PROMPT
Transcribe every line of the listing below without any deviation.

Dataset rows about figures
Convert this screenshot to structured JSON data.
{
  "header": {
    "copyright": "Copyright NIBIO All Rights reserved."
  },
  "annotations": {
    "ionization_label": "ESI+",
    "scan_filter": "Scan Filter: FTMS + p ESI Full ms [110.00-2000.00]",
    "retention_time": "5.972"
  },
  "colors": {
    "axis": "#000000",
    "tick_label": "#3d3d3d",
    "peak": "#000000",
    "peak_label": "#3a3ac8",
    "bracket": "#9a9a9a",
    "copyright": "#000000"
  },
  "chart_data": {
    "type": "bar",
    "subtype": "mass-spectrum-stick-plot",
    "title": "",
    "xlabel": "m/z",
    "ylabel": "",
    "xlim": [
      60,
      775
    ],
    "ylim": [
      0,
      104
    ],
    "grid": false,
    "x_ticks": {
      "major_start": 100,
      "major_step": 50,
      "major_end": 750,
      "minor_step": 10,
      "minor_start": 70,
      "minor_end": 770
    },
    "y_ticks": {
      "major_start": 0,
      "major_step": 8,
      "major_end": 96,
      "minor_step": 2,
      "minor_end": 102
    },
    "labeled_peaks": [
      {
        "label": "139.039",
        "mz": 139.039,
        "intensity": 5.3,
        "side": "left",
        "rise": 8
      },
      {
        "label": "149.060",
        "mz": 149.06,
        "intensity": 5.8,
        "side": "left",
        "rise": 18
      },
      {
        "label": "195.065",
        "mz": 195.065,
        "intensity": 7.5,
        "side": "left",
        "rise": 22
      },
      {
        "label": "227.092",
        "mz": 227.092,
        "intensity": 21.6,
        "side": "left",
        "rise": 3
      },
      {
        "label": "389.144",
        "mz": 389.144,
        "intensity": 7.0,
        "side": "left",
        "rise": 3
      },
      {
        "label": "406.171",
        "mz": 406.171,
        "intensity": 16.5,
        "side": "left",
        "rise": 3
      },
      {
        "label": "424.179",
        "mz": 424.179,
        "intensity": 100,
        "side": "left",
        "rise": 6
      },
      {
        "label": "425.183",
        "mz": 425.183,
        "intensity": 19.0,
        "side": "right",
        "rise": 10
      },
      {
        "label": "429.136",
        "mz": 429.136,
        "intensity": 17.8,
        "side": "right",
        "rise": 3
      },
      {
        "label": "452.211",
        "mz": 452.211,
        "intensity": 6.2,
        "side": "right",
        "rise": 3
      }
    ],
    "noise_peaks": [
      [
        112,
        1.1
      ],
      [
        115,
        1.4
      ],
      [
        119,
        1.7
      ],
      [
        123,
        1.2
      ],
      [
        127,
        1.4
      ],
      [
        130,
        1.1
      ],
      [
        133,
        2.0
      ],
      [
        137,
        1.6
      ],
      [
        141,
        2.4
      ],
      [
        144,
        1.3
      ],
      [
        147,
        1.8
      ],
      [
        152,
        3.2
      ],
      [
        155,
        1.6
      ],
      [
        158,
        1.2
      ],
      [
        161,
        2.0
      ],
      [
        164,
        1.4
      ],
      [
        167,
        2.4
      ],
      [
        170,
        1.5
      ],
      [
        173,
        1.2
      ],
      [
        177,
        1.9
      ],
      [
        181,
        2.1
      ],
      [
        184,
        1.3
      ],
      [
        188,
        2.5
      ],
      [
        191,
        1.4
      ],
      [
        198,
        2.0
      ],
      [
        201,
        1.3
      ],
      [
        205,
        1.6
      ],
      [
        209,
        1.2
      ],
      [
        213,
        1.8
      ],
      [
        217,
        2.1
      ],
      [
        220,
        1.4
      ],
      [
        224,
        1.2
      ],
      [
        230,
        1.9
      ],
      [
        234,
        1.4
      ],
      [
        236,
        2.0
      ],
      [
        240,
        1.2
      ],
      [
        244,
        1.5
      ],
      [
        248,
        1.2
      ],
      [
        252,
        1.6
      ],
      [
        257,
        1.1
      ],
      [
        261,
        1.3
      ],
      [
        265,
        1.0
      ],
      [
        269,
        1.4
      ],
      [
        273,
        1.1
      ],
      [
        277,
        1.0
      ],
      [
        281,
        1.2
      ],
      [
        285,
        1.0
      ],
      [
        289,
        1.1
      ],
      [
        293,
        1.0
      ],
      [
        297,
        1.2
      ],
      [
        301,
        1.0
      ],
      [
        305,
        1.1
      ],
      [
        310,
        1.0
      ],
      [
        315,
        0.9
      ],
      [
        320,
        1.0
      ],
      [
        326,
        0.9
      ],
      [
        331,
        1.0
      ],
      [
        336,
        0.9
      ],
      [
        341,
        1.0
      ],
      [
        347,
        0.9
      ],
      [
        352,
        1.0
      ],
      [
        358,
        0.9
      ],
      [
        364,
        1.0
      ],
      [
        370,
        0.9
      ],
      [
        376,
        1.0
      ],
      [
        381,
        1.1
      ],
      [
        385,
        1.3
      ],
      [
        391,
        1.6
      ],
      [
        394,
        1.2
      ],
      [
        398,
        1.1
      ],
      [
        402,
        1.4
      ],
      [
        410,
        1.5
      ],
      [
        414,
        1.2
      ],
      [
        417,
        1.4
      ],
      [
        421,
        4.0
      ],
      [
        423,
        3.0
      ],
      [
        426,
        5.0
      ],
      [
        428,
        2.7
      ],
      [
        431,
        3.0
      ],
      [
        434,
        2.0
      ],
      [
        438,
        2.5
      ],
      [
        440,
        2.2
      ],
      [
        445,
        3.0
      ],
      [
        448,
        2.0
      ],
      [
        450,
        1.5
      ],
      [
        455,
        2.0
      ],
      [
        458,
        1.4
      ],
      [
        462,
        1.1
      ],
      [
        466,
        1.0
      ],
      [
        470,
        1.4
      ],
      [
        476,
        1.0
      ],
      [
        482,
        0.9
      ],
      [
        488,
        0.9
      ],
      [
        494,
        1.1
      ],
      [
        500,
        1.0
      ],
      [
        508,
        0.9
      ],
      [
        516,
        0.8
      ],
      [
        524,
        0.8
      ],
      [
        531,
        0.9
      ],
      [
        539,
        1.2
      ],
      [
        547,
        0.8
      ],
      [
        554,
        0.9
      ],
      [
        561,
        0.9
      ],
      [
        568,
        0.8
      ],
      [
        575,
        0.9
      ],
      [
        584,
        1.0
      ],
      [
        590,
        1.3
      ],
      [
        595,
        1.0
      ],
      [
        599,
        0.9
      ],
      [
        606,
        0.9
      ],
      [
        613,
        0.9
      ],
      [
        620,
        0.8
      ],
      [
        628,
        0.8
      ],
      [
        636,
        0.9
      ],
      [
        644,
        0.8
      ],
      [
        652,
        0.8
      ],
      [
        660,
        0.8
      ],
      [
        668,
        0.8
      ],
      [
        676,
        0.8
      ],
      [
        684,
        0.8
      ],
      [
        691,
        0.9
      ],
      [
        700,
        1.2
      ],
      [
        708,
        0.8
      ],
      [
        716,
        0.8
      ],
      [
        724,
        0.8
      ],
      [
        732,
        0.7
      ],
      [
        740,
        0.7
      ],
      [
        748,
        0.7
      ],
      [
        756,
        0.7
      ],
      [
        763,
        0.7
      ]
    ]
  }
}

ANSWER BELOW
Convert this screenshot to structured JSON data.
{
  "header": {
    "copyright": "Copyright NIBIO All Rights reserved."
  },
  "annotations": {
    "ionization_label": "ESI+",
    "scan_filter": "Scan Filter: FTMS + p ESI Full ms [110.00-2000.00]",
    "retention_time": "5.972"
  },
  "colors": {
    "axis": "#000000",
    "tick_label": "#3d3d3d",
    "peak": "#000000",
    "peak_label": "#3a3ac8",
    "bracket": "#9a9a9a",
    "copyright": "#000000"
  },
  "chart_data": {
    "type": "bar",
    "subtype": "mass-spectrum-stick-plot",
    "title": "",
    "xlabel": "m/z",
    "ylabel": "",
    "xlim": [
      60,
      775
    ],
    "ylim": [
      0,
      104
    ],
    "grid": false,
    "x_ticks": {
      "major_start": 100,
      "major_step": 50,
      "major_end": 750,
      "minor_step": 10,
      "minor_start": 70,
      "minor_end": 770
    },
    "y_ticks": {
      "major_start": 0,
      "major_step": 8,
      "major_end": 96,
      "minor_step": 2,
      "minor_end": 102
    },
    "labeled_peaks": [
      {
        "label": "139.039",
        "mz": 139.039,
        "intensity": 5.3,
        "side": "left",
        "rise": 8
      },
      {
        "label": "149.060",
        "mz": 149.06,
        "intensity": 5.8,
        "side": "left",
        "rise": 18
      },
      {
        "label": "195.065",
        "mz": 195.065,
        "intensity": 7.5,
        "side": "left",
        "rise": 22
      },
      {
        "label": "227.092",
        "mz": 227.092,
        "intensity": 21.6,
        "side": "left",
        "rise": 3
      },
      {
        "label": "389.144",
        "mz": 389.144,
        "intensity": 7.0,
        "side": "left",
        "rise": 3
      },
      {
        "label": "406.171",
        "mz": 406.171,
        "intensity": 16.5,
        "side": "left",
        "rise": 3
      },
      {
        "label": "424.179",
        "mz": 424.179,
        "intensity": 100,
        "side": "left",
        "rise": 6
      },
      {
        "label": "425.183",
        "mz": 425.183,
        "intensity": 19.0,
        "side": "right",
        "rise": 10
      },
      {
        "label": "429.136",
        "mz": 429.136,
        "intensity": 17.8,
        "side": "right",
        "rise": 3
      },
      {
        "label": "452.211",
        "mz": 452.211,
        "intensity": 6.2,
        "side": "right",
        "rise": 3
      }
    ],
    "noise_peaks": [
      [
        112,
        1.1
      ],
      [
        115,
        1.4
      ],
      [
        119,
        1.7
      ],
      [
        123,
        1.2
      ],
      [
        127,
        1.4
      ],
      [
        130,
        1.1
      ],
      [
        133,
        2.0
      ],
      [
        137,
        1.6
      ],
      [
        141,
        2.4
      ],
      [
        144,
        1.3
      ],
      [
        147,
        1.8
      ],
      [
        152,
        3.2
      ],
      [
        155,
        1.6
      ],
      [
        158,
        1.2
      ],
      [
        161,
        2.0
      ],
      [
        164,
        1.4
      ],
      [
        167,
        2.4
      ],
      [
        170,
        1.5
      ],
      [
        173,
        1.2
      ],
      [
        177,
        1.9
      ],
      [
        181,
        2.1
      ],
      [
        184,
        1.3
      ],
      [
        188,
        2.5
      ],
      [
        191,
        1.4
      ],
      [
        198,
        2.0
      ],
      [
        201,
        1.3
      ],
      [
        205,
        1.6
      ],
      [
        209,
        1.2
      ],
      [
        213,
        1.8
      ],
      [
        217,
        2.1
      ],
      [
        220,
        1.4
      ],
      [
        224,
        1.2
      ],
      [
        230,
        1.9
      ],
      [
        234,
        1.4
      ],
      [
        236,
        2.0
      ],
      [
        240,
        1.2
      ],
      [
        244,
        1.5
      ],
      [
        248,
        1.2
      ],
      [
        252,
        1.6
      ],
      [
        257,
        1.1
      ],
      [
        261,
        1.3
      ],
      [
        265,
        1.0
      ],
      [
        269,
        1.4
      ],
      [
        273,
        1.1
      ],
      [
        277,
        1.0
      ],
      [
        281,
        1.2
      ],
      [
        285,
        1.0
      ],
      [
        289,
        1.1
      ],
      [
        293,
        1.0
      ],
      [
        297,
        1.2
      ],
      [
        301,
        1.0
      ],
      [
        305,
        1.1
      ],
      [
        310,
        1.0
      ],
      [
        315,
        0.9
      ],
      [
        320,
        1.0
      ],
      [
        326,
        0.9
      ],
      [
        331,
        1.0
      ],
      [
        336,
        0.9
      ],
      [
        341,
        1.0
      ],
      [
        347,
        0.9
      ],
      [
        352,
        1.0
      ],
      [
        358,
        0.9
      ],
      [
        364,
        1.0
      ],
      [
        370,
        0.9
      ],
      [
        376,
        1.0
      ],
      [
        381,
        1.1
      ],
      [
        385,
        1.3
      ],
      [
        391,
        1.6
      ],
      [
        394,
        1.2
      ],
      [
        398,
        1.1
      ],
      [
        402,
        1.4
      ],
      [
        410,
        1.5
      ],
      [
        414,
        1.2
      ],
      [
        417,
        1.4
      ],
      [
        421,
        4.0
      ],
      [
        423,
        3.0
      ],
      [
        426,
        5.0
      ],
      [
        428,
        2.7
      ],
      [
        431,
        3.0
      ],
      [
        434,
        2.0
      ],
      [
        438,
        2.5
      ],
      [
        440,
        2.2
      ],
      [
        445,
        3.0
      ],
      [
        448,
        2.0
      ],
      [
        450,
        1.5
      ],
      [
        455,
        2.0
      ],
      [
        458,
        1.4
      ],
      [
        462,
        1.1
      ],
      [
        466,
        1.0
      ],
      [
        470,
        1.4
      ],
      [
        476,
        1.0
      ],
      [
        482,
        0.9
      ],
      [
        488,
        0.9
      ],
      [
        494,
        1.1
      ],
      [
        500,
        1.0
      ],
      [
        508,
        0.9
      ],
      [
        516,
        0.8
      ],
      [
        524,
        0.8
      ],
      [
        531,
        0.9
      ],
      [
        539,
        1.2
      ],
      [
        547,
        0.8
      ],
      [
        554,
        0.9
      ],
      [
        561,
        0.9
      ],
      [
        568,
        0.8
      ],
      [
        575,
        0.9
      ],
      [
        584,
        1.0
      ],
      [
        590,
        1.3
      ],
      [
        595,
        1.0
      ],
      [
        599,
        0.9
      ],
      [
        606,
        0.9
      ],
      [
        613,
        0.9
      ],
      [
        620,
        0.8
      ],
      [
        628,
        0.8
      ],
      [
        636,
        0.9
      ],
      [
        644,
        0.8
      ],
      [
        652,
        0.8
      ],
      [
        660,
        0.8
      ],
      [
        668,
        0.8
      ],
      [
        676,
        0.8
      ],
      [
        684,
        0.8
      ],
      [
        691,
        0.9
      ],
      [
        700,
        1.2
      ],
      [
        708,
        0.8
      ],
      [
        716,
        0.8
      ],
      [
        724,
        0.8
      ],
      [
        732,
        0.7
      ],
      [
        740,
        0.7
      ],
      [
        748,
        0.7
      ],
      [
        756,
        0.7
      ],
      [
        763,
        0.7
      ]
    ]
  }
}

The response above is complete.